* THE TASK: Hunt for the word "Default" across the entries below, copying each line that holds it.

Dataset excerpt
********

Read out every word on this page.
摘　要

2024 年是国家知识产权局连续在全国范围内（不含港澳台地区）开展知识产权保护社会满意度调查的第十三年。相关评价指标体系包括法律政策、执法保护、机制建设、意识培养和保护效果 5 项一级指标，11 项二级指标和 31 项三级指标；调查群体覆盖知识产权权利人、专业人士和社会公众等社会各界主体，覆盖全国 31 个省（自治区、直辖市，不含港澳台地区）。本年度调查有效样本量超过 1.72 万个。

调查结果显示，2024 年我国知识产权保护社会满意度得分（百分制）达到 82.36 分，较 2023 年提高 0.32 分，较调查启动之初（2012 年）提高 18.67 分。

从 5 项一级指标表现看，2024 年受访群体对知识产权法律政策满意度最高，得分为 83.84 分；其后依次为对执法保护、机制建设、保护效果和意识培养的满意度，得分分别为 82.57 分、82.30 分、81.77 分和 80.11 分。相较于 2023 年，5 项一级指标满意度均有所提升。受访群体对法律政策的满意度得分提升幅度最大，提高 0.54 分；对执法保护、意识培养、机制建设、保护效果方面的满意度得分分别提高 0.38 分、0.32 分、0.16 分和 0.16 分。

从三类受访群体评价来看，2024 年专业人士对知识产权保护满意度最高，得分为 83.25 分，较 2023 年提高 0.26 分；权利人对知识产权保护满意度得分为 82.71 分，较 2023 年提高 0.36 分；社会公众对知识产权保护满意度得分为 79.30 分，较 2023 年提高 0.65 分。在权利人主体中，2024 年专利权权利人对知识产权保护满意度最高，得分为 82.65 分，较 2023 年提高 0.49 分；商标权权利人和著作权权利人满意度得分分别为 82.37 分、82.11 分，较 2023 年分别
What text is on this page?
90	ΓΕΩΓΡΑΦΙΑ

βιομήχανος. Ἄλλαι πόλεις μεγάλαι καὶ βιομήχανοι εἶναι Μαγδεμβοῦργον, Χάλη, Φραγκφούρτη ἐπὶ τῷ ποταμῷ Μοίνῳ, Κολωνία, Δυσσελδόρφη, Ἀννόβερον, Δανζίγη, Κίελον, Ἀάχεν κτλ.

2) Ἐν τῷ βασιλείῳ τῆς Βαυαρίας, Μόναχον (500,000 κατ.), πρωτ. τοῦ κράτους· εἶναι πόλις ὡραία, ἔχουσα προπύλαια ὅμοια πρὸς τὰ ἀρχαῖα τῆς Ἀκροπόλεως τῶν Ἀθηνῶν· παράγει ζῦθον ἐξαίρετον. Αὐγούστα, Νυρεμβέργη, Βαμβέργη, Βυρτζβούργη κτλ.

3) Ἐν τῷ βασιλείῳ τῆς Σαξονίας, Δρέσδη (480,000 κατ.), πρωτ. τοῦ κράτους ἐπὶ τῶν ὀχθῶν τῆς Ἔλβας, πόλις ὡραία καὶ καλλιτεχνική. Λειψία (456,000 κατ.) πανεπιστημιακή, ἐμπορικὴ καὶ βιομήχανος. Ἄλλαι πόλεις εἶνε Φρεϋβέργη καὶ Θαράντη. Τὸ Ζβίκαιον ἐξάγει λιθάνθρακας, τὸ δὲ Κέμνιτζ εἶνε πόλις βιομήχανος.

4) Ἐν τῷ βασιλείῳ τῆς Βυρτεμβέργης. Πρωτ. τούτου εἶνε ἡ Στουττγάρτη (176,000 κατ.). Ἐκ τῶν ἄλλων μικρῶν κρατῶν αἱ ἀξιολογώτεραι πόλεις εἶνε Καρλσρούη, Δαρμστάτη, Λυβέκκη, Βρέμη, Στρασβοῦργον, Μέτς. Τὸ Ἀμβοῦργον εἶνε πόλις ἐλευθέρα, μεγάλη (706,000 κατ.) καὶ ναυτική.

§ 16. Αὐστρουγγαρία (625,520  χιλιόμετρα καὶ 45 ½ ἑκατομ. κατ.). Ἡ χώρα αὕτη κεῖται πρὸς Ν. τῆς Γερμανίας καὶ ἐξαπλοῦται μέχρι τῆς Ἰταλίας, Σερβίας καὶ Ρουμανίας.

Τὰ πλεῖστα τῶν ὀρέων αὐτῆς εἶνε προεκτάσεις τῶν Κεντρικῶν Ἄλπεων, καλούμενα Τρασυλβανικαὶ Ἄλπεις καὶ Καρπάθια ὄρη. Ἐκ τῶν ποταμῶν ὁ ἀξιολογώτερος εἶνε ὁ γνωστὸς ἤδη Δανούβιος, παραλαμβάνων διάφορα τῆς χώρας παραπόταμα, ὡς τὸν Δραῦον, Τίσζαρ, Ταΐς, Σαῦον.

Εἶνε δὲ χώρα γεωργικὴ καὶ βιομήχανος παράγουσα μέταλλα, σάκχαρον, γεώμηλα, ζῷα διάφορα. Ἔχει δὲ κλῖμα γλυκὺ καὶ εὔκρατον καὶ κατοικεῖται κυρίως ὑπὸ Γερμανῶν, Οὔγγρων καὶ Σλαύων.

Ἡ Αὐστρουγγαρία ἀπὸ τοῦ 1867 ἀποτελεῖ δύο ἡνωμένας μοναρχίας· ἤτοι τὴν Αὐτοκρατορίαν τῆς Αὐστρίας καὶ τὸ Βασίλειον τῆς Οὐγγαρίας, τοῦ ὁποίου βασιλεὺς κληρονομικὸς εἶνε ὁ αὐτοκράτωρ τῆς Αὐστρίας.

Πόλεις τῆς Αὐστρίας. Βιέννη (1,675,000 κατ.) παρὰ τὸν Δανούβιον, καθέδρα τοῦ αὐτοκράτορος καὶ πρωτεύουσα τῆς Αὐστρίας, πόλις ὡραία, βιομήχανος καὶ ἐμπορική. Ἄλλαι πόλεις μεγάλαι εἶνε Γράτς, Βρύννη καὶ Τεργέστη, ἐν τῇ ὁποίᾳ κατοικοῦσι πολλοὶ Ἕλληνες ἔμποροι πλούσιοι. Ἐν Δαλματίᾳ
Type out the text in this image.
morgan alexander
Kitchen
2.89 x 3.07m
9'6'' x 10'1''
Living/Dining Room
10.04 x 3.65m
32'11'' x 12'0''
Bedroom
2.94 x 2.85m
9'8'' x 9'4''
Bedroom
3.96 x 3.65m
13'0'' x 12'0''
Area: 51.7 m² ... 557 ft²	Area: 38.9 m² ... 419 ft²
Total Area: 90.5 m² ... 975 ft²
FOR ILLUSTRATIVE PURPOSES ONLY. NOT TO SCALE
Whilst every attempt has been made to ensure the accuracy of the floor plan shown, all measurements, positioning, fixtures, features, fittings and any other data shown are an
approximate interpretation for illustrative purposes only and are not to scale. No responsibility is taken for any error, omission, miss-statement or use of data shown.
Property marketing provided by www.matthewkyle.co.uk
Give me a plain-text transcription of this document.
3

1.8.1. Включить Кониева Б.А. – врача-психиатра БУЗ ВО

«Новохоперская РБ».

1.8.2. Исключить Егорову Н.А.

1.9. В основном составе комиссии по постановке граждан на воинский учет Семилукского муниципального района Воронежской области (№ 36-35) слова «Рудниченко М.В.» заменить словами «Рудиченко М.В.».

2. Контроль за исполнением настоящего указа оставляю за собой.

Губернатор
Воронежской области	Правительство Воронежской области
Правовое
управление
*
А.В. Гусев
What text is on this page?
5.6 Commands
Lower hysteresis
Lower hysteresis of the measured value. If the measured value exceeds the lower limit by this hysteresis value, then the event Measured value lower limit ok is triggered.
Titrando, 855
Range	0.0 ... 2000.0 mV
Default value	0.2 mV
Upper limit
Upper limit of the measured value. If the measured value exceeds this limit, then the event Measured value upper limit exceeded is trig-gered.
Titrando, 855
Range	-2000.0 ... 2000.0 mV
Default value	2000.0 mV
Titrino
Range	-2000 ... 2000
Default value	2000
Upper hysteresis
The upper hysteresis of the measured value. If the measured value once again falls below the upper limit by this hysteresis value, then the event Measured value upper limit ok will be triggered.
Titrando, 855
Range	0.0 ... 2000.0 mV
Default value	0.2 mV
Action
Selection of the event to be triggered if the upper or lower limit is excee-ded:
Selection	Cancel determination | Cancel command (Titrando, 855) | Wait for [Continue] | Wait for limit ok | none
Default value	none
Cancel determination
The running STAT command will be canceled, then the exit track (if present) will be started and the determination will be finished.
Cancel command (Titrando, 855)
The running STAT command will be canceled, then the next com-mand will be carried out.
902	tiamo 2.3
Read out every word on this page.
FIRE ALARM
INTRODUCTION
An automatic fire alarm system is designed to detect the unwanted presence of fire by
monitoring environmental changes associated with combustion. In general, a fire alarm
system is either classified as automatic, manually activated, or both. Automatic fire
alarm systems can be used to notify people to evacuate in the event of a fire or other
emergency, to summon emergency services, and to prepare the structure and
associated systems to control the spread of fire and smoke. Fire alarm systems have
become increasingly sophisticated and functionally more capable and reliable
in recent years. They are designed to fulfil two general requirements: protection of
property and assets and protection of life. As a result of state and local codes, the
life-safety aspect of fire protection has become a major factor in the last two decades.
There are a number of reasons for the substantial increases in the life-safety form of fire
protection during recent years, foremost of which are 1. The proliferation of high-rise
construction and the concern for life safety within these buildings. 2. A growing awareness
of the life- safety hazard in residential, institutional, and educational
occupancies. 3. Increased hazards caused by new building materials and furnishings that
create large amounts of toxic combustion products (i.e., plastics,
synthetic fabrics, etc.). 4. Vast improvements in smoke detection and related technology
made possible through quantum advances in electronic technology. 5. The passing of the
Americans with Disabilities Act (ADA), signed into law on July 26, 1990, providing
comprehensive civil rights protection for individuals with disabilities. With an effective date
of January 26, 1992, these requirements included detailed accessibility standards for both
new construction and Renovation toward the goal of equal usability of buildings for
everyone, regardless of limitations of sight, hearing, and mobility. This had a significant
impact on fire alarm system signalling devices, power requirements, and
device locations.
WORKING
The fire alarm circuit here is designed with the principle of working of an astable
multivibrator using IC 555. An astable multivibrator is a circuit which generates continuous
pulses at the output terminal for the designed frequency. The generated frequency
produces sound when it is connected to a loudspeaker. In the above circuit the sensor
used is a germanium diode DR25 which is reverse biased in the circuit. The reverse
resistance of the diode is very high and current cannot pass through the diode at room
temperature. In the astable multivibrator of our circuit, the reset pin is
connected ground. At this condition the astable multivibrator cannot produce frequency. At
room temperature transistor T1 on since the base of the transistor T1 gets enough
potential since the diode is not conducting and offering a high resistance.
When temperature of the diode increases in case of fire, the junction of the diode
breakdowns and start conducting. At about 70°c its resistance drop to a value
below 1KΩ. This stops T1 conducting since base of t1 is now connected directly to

********

* RESULT:
Default value	0.2 mV
Default value	2000.0 mV
Default value	2000
Default value	0.2 mV
Default value	none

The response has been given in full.